Task details | Copy out each line below that has the word "screenshot" in it.

(Figure dataset records)

-- START --

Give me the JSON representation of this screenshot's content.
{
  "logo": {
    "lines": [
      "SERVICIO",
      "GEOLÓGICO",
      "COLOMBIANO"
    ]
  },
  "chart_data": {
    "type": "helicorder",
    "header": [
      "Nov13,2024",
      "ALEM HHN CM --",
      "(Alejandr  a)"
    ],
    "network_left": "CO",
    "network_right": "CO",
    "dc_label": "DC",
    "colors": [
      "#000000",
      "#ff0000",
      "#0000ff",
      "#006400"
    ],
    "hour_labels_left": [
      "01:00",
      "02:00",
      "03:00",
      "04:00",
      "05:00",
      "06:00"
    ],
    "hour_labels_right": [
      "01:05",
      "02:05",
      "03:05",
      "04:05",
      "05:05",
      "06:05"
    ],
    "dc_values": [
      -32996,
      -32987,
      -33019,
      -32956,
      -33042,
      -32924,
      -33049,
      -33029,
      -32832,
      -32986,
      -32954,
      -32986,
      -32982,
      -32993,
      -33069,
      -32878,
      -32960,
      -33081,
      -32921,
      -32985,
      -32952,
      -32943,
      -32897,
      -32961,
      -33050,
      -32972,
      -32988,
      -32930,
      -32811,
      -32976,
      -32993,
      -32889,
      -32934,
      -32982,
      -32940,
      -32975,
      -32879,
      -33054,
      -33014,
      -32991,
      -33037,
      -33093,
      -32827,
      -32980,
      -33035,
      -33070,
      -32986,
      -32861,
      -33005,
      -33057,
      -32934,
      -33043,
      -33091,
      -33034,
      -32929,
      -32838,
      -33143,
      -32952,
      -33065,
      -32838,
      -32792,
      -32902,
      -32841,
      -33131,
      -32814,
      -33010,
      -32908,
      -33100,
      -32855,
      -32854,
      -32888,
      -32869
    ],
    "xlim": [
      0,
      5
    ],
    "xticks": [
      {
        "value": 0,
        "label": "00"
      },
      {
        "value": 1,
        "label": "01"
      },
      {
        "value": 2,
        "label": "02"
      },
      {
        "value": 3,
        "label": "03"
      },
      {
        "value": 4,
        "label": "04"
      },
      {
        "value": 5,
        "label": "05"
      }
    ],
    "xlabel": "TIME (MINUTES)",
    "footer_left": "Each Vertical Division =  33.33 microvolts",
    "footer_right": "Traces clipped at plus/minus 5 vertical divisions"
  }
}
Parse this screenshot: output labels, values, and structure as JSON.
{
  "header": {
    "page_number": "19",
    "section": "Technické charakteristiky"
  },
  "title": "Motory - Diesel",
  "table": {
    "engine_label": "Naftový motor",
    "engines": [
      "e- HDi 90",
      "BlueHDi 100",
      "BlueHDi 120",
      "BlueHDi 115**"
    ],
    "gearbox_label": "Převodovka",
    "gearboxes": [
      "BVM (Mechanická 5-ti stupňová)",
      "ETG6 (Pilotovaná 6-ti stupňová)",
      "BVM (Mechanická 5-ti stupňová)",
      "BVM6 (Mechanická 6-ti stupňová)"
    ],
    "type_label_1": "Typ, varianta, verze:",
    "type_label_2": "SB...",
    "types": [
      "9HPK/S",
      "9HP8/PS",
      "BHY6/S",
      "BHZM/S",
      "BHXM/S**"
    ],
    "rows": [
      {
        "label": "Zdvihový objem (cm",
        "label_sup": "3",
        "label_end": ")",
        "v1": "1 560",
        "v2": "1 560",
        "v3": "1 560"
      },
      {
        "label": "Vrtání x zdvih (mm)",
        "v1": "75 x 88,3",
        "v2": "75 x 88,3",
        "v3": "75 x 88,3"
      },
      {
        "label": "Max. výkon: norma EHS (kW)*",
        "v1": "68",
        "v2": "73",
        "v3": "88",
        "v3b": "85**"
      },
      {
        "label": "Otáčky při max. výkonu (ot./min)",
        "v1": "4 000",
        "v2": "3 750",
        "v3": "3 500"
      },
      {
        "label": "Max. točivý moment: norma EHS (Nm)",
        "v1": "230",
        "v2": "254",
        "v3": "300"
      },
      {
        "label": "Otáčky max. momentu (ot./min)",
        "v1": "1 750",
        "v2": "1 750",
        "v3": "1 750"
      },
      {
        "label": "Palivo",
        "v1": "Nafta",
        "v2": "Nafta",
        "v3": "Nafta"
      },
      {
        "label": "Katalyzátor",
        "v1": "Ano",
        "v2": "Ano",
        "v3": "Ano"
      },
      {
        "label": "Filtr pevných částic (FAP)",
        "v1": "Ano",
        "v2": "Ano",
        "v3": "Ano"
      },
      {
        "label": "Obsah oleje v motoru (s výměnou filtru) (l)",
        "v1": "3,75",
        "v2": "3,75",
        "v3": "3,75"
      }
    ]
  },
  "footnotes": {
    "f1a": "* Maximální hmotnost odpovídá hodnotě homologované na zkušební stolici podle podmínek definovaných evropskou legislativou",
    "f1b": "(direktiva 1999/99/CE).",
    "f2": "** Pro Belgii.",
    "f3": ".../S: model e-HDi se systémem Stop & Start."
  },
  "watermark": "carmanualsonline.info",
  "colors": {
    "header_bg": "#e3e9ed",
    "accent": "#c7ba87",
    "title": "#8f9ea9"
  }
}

-- END --

Result of this exercise |
Give me the JSON representation of this screenshot's content.
Parse this screenshot: output labels, values, and structure as JSON.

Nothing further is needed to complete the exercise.